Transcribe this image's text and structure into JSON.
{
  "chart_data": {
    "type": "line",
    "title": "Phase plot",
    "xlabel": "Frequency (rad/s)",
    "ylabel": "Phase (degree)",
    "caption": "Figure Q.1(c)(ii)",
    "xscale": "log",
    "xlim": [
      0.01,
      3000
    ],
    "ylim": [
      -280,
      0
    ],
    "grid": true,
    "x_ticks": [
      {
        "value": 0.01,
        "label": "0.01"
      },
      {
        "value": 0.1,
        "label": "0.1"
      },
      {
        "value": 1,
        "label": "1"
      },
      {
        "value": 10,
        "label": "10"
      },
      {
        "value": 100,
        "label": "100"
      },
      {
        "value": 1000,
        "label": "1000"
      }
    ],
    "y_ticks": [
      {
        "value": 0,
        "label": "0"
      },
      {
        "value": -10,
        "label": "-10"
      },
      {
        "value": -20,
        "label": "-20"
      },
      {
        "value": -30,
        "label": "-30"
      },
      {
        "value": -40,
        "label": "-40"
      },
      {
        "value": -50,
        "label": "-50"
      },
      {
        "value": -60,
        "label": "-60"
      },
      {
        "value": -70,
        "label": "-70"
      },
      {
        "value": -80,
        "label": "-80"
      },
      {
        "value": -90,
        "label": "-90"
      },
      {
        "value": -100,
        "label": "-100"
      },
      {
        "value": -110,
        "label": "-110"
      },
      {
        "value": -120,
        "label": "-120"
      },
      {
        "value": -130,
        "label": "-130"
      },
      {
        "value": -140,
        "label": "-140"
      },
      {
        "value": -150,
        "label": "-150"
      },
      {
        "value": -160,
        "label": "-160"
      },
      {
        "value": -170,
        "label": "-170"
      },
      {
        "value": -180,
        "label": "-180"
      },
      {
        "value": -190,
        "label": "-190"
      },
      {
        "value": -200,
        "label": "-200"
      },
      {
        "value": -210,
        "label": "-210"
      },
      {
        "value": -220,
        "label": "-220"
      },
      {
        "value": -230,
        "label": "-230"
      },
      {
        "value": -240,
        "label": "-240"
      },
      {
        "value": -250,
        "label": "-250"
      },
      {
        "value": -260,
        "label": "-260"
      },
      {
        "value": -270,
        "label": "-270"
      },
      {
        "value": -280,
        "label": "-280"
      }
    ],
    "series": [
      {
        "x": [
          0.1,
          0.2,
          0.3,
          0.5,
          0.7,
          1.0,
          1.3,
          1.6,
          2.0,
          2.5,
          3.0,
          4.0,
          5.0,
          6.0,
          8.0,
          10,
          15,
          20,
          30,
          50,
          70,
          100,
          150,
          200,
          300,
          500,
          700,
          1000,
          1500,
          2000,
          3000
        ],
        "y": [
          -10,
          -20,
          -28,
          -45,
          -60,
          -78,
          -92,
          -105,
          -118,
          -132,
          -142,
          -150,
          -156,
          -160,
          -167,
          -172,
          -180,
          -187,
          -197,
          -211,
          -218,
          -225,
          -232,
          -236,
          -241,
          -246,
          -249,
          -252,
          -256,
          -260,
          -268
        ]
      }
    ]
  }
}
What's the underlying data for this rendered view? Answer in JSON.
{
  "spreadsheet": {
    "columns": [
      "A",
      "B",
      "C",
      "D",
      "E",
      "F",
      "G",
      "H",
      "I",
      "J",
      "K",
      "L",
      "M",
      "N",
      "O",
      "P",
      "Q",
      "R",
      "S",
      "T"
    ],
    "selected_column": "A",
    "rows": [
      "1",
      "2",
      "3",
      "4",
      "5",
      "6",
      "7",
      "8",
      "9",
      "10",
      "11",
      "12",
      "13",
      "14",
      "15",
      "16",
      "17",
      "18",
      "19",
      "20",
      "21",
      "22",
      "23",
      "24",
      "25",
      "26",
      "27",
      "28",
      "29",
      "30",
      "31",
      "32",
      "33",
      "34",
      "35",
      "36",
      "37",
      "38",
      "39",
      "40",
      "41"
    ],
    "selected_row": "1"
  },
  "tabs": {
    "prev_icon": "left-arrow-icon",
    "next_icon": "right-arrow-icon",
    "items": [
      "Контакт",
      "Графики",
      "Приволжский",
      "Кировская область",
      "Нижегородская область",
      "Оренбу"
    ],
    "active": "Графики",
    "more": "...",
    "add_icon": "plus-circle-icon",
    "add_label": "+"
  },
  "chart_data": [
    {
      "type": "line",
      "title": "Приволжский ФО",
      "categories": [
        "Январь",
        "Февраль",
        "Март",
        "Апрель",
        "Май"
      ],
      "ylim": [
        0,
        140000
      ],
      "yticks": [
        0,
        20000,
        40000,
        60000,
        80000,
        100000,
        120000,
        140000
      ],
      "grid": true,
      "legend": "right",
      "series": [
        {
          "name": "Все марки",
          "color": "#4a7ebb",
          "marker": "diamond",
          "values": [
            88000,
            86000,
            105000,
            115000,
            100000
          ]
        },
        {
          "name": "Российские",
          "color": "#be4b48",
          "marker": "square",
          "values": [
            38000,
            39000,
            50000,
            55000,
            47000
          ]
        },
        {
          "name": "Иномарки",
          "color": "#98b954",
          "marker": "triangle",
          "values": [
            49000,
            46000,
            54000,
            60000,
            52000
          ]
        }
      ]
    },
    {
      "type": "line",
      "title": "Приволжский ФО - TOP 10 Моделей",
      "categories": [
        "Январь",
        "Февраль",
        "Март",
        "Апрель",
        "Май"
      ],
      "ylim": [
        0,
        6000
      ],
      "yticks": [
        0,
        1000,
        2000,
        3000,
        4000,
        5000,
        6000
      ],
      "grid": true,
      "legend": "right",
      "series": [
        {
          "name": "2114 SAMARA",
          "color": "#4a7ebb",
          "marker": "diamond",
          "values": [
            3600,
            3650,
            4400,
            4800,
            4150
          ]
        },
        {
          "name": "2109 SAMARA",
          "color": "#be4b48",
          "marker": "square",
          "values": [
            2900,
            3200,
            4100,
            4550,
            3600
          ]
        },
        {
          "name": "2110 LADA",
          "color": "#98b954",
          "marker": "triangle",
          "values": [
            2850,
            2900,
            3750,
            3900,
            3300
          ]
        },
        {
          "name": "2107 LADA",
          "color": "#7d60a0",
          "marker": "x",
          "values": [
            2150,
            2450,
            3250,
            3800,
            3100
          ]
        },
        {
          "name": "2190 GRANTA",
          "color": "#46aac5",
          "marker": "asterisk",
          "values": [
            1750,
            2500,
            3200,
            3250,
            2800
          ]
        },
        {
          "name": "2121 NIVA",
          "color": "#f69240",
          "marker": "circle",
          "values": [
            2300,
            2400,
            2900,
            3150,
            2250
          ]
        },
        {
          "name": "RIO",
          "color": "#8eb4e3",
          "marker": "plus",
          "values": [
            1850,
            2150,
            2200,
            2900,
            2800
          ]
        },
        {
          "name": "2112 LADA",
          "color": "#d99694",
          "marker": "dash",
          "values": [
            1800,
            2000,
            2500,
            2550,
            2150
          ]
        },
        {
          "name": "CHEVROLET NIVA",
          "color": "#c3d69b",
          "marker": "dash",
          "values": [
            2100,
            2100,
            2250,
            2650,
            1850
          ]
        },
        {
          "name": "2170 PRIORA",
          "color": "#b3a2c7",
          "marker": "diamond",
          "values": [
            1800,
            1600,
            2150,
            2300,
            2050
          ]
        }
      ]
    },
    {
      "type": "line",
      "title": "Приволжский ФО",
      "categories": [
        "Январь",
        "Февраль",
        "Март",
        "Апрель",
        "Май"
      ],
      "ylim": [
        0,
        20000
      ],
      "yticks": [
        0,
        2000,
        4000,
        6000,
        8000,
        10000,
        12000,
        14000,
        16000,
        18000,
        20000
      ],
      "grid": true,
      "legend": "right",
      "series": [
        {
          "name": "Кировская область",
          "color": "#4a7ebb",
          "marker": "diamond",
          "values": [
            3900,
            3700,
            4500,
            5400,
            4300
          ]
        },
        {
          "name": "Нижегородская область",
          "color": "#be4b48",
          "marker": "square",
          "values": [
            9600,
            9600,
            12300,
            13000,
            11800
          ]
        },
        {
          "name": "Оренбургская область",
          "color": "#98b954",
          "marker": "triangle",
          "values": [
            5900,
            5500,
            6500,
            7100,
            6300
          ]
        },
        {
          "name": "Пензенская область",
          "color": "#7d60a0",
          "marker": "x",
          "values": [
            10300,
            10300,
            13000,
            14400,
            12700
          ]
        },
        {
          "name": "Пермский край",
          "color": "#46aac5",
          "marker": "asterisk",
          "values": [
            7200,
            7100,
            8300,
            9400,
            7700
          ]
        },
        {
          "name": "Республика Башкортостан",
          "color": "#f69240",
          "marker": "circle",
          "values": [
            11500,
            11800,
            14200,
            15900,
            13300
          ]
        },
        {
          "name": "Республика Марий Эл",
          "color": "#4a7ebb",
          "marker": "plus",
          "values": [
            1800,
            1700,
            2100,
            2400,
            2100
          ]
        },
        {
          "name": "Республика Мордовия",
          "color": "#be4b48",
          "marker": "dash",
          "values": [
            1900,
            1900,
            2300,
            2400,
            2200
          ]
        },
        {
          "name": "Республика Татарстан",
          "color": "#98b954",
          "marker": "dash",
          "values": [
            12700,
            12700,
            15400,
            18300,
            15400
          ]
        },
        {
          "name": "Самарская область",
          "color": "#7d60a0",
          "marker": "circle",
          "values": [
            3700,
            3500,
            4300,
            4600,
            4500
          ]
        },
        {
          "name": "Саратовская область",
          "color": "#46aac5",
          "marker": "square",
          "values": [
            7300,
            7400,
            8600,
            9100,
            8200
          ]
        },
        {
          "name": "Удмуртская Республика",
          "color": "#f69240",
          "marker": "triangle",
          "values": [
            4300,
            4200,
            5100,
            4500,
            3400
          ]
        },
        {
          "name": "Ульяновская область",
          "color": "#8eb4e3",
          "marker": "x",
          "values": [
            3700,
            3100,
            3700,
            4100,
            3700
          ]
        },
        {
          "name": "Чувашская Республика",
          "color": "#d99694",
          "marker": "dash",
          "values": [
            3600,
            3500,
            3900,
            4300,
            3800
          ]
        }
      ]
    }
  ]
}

· · · ·

● **Exercise details**: Locate the lines above that contain "LADA" and copy them.

● **Result of this task**:
          "name": "2110 LADA",
          "name": "2107 LADA",
          "name": "2112 LADA",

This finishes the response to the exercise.